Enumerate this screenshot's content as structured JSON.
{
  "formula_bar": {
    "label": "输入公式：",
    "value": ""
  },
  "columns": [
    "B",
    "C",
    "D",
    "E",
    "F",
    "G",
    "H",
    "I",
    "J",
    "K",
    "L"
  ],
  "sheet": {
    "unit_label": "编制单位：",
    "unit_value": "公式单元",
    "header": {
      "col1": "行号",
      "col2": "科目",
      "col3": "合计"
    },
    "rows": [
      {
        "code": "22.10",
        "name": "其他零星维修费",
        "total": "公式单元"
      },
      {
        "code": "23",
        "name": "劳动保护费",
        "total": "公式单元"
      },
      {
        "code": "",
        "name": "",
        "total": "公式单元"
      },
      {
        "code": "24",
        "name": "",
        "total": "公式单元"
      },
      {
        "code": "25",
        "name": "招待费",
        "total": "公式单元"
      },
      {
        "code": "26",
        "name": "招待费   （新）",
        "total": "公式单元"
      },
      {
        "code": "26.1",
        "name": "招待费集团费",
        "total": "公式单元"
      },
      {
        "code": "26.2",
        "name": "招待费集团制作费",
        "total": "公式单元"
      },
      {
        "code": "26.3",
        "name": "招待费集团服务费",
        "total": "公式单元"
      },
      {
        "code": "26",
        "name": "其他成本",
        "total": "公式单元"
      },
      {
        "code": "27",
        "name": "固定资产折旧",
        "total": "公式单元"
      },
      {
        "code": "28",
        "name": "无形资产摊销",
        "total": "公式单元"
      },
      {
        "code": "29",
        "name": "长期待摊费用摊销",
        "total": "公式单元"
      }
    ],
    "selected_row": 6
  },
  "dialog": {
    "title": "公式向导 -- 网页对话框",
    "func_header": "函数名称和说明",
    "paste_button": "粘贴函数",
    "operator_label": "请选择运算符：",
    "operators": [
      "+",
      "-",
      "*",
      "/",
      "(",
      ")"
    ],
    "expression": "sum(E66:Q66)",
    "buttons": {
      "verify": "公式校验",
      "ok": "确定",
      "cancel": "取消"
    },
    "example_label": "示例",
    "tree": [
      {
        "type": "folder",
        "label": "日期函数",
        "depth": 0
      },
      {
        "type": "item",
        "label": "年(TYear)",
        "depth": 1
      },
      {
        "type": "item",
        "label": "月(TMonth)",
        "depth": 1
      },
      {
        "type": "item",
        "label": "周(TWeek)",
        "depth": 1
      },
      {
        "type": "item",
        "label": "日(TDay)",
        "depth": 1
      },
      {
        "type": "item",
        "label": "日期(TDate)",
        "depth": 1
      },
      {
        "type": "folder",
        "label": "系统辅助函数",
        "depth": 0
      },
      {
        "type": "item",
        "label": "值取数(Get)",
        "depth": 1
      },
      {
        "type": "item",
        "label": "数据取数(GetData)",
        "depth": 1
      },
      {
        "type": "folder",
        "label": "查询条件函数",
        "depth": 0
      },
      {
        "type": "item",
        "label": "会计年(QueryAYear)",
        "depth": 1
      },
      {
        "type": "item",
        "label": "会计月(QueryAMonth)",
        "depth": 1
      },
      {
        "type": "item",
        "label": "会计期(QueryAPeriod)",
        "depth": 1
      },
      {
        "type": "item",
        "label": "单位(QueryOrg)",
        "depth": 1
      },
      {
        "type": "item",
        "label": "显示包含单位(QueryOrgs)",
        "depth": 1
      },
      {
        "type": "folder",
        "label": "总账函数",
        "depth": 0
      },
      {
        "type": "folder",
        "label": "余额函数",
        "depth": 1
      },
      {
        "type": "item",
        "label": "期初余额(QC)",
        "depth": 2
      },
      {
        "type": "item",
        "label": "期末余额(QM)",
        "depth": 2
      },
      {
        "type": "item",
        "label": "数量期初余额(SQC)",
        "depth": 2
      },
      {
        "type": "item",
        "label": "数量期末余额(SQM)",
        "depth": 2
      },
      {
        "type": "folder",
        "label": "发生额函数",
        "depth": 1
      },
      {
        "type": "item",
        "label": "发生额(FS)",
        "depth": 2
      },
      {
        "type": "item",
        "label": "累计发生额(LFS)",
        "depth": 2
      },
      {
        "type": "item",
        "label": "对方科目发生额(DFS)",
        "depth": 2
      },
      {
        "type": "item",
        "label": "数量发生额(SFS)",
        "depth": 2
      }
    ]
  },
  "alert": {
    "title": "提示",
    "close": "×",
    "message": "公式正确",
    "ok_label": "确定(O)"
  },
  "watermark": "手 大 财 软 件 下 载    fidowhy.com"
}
_ _ _
Work required →
Every record shown above must be echoed exactly.

Task answer →
Enumerate this screenshot's content as structured JSON.
{
  "formula_bar": {
    "label": "输入公式：",
    "value": ""
  },
  "columns": [
    "B",
    "C",
    "D",
    "E",
    "F",
    "G",
    "H",
    "I",
    "J",
    "K",
    "L"
  ],
  "sheet": {
    "unit_label": "编制单位：",
    "unit_value": "公式单元",
    "header": {
      "col1": "行号",
      "col2": "科目",
      "col3": "合计"
    },
    "rows": [
      {
        "code": "22.10",
        "name": "其他零星维修费",
        "total": "公式单元"
      },
      {
        "code": "23",
        "name": "劳动保护费",
        "total": "公式单元"
      },
      {
        "code": "",
        "name": "",
        "total": "公式单元"
      },
      {
        "code": "24",
        "name": "",
        "total": "公式单元"
      },
      {
        "code": "25",
        "name": "招待费",
        "total": "公式单元"
      },
      {
        "code": "26",
        "name": "招待费   （新）",
        "total": "公式单元"
      },
      {
        "code": "26.1",
        "name": "招待费集团费",
        "total": "公式单元"
      },
      {
        "code": "26.2",
        "name": "招待费集团制作费",
        "total": "公式单元"
      },
      {
        "code": "26.3",
        "name": "招待费集团服务费",
        "total": "公式单元"
      },
      {
        "code": "26",
        "name": "其他成本",
        "total": "公式单元"
      },
      {
        "code": "27",
        "name": "固定资产折旧",
        "total": "公式单元"
      },
      {
        "code": "28",
        "name": "无形资产摊销",
        "total": "公式单元"
      },
      {
        "code": "29",
        "name": "长期待摊费用摊销",
        "total": "公式单元"
      }
    ],
    "selected_row": 6
  },
  "dialog": {
    "title": "公式向导 -- 网页对话框",
    "func_header": "函数名称和说明",
    "paste_button": "粘贴函数",
    "operator_label": "请选择运算符：",
    "operators": [
      "+",
      "-",
      "*",
      "/",
      "(",
      ")"
    ],
    "expression": "sum(E66:Q66)",
    "buttons": {
      "verify": "公式校验",
      "ok": "确定",
      "cancel": "取消"
    },
    "example_label": "示例",
    "tree": [
      {
        "type": "folder",
        "label": "日期函数",
        "depth": 0
      },
      {
        "type": "item",
        "label": "年(TYear)",
        "depth": 1
      },
      {
        "type": "item",
        "label": "月(TMonth)",
        "depth": 1
      },
      {
        "type": "item",
        "label": "周(TWeek)",
        "depth": 1
      },
      {
        "type": "item",
        "label": "日(TDay)",
        "depth": 1
      },
      {
        "type": "item",
        "label": "日期(TDate)",
        "depth": 1
      },
      {
        "type": "folder",
        "label": "系统辅助函数",
        "depth": 0
      },
      {
        "type": "item",
        "label": "值取数(Get)",
        "depth": 1
      },
      {
        "type": "item",
        "label": "数据取数(GetData)",
        "depth": 1
      },
      {
        "type": "folder",
        "label": "查询条件函数",
        "depth": 0
      },
      {
        "type": "item",
        "label": "会计年(QueryAYear)",
        "depth": 1
      },
      {
        "type": "item",
        "label": "会计月(QueryAMonth)",
        "depth": 1
      },
      {
        "type": "item",
        "label": "会计期(QueryAPeriod)",
        "depth": 1
      },
      {
        "type": "item",
        "label": "单位(QueryOrg)",
        "depth": 1
      },
      {
        "type": "item",
        "label": "显示包含单位(QueryOrgs)",
        "depth": 1
      },
      {
        "type": "folder",
        "label": "总账函数",
        "depth": 0
      },
      {
        "type": "folder",
        "label": "余额函数",
        "depth": 1
      },
      {
        "type": "item",
        "label": "期初余额(QC)",
        "depth": 2
      },
      {
        "type": "item",
        "label": "期末余额(QM)",
        "depth": 2
      },
      {
        "type": "item",
        "label": "数量期初余额(SQC)",
        "depth": 2
      },
      {
        "type": "item",
        "label": "数量期末余额(SQM)",
        "depth": 2
      },
      {
        "type": "folder",
        "label": "发生额函数",
        "depth": 1
      },
      {
        "type": "item",
        "label": "发生额(FS)",
        "depth": 2
      },
      {
        "type": "item",
        "label": "累计发生额(LFS)",
        "depth": 2
      },
      {
        "type": "item",
        "label": "对方科目发生额(DFS)",
        "depth": 2
      },
      {
        "type": "item",
        "label": "数量发生额(SFS)",
        "depth": 2
      }
    ]
  },
  "alert": {
    "title": "提示",
    "close": "×",
    "message": "公式正确",
    "ok_label": "确定(O)"
  },
  "watermark": "手 大 财 软 件 下 载    fidowhy.com"
}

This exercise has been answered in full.